__YOUR TASK__. Return every line of the records below verbatim, with no pictures in the copy.

__SUPPLIED INFORMATION__.
—————

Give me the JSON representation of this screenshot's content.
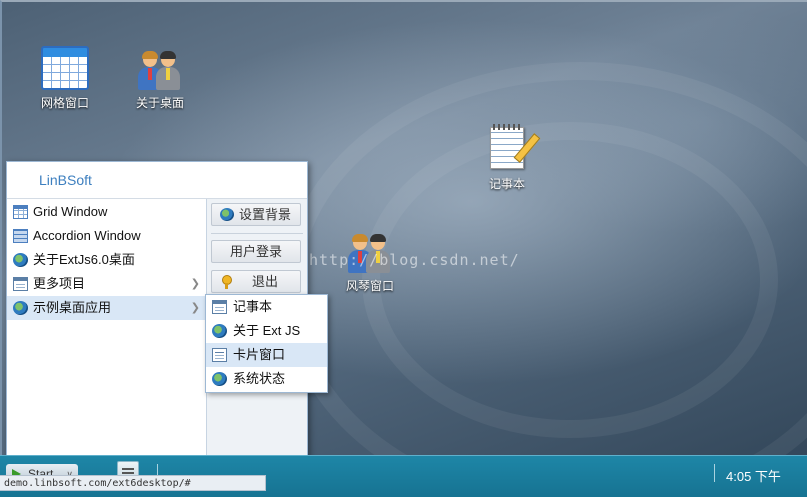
{
  "desktop": {
    "icons": {
      "grid": {
        "label": "网格窗口"
      },
      "about": {
        "label": "关于桌面"
      },
      "notepad": {
        "label": "记事本"
      },
      "piano": {
        "label": "风琴窗口"
      }
    },
    "watermark": "http://blog.csdn.net/"
  },
  "start_menu": {
    "title": "LinBSoft",
    "items": [
      {
        "label": "Grid Window",
        "icon": "grid-icon"
      },
      {
        "label": "Accordion Window",
        "icon": "accordion-icon"
      },
      {
        "label": "关于ExtJs6.0桌面",
        "icon": "gear-icon"
      },
      {
        "label": "更多项目",
        "icon": "window-icon",
        "has_submenu": true
      },
      {
        "label": "示例桌面应用",
        "icon": "gear-icon",
        "has_submenu": true,
        "active": true
      }
    ],
    "tools": {
      "settings_label": "设置背景",
      "login_label": "用户登录",
      "logout_label": "退出"
    }
  },
  "submenu": {
    "items": [
      {
        "label": "记事本",
        "icon": "window-icon"
      },
      {
        "label": "关于 Ext JS",
        "icon": "gear-icon"
      },
      {
        "label": "卡片窗口",
        "icon": "card-icon",
        "hover": true
      },
      {
        "label": "系统状态",
        "icon": "gear-icon"
      }
    ]
  },
  "taskbar": {
    "start_label": "Start",
    "clock": "4:05 下午"
  },
  "status_url": "demo.linbsoft.com/ext6desktop/#",
  "colors": {
    "taskbar": "#167392",
    "menu_title": "#3d7fbf",
    "active_item": "#d9e7f6"
  }
}
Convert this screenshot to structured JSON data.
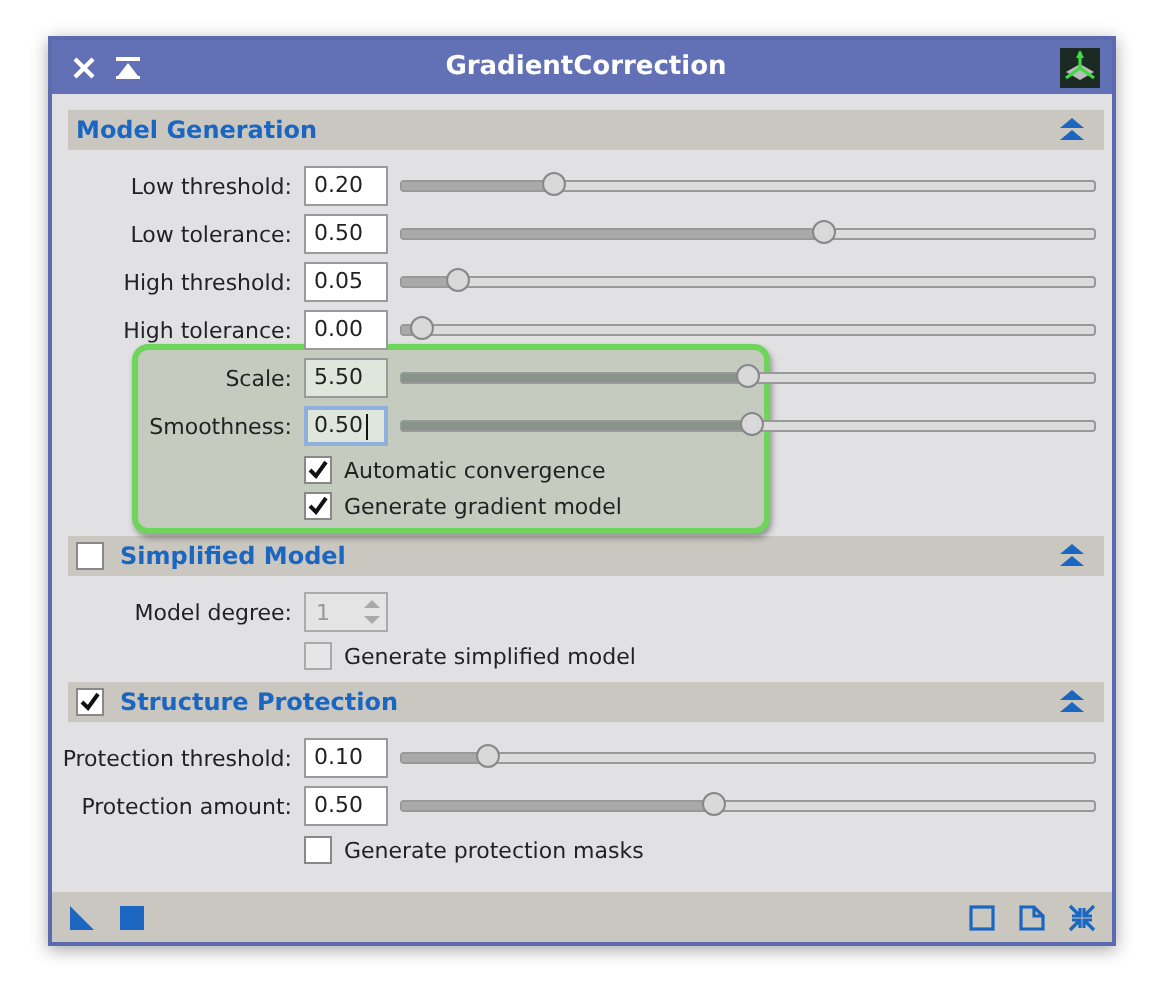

—————

__ANSWER BELOW__.
Give me the JSON representation of this screenshot's content.
{
  "desktop": {
    "icons": {
      "grid": {
        "label": "网格窗口"
      },
      "about": {
        "label": "关于桌面"
      },
      "notepad": {
        "label": "记事本"
      },
      "piano": {
        "label": "风琴窗口"
      }
    },
    "watermark": "http://blog.csdn.net/"
  },
  "start_menu": {
    "title": "LinBSoft",
    "items": [
      {
        "label": "Grid Window",
        "icon": "grid-icon"
      },
      {
        "label": "Accordion Window",
        "icon": "accordion-icon"
      },
      {
        "label": "关于ExtJs6.0桌面",
        "icon": "gear-icon"
      },
      {
        "label": "更多项目",
        "icon": "window-icon",
        "has_submenu": true
      },
      {
        "label": "示例桌面应用",
        "icon": "gear-icon",
        "has_submenu": true,
        "active": true
      }
    ],
    "tools": {
      "settings_label": "设置背景",
      "login_label": "用户登录",
      "logout_label": "退出"
    }
  },
  "submenu": {
    "items": [
      {
        "label": "记事本",
        "icon": "window-icon"
      },
      {
        "label": "关于 Ext JS",
        "icon": "gear-icon"
      },
      {
        "label": "卡片窗口",
        "icon": "card-icon",
        "hover": true
      },
      {
        "label": "系统状态",
        "icon": "gear-icon"
      }
    ]
  },
  "taskbar": {
    "start_label": "Start",
    "clock": "4:05 下午"
  },
  "status_url": "demo.linbsoft.com/ext6desktop/#",
  "colors": {
    "taskbar": "#167392",
    "menu_title": "#3d7fbf",
    "active_item": "#d9e7f6"
  }
}
Convert this screenshot to structured JSON data.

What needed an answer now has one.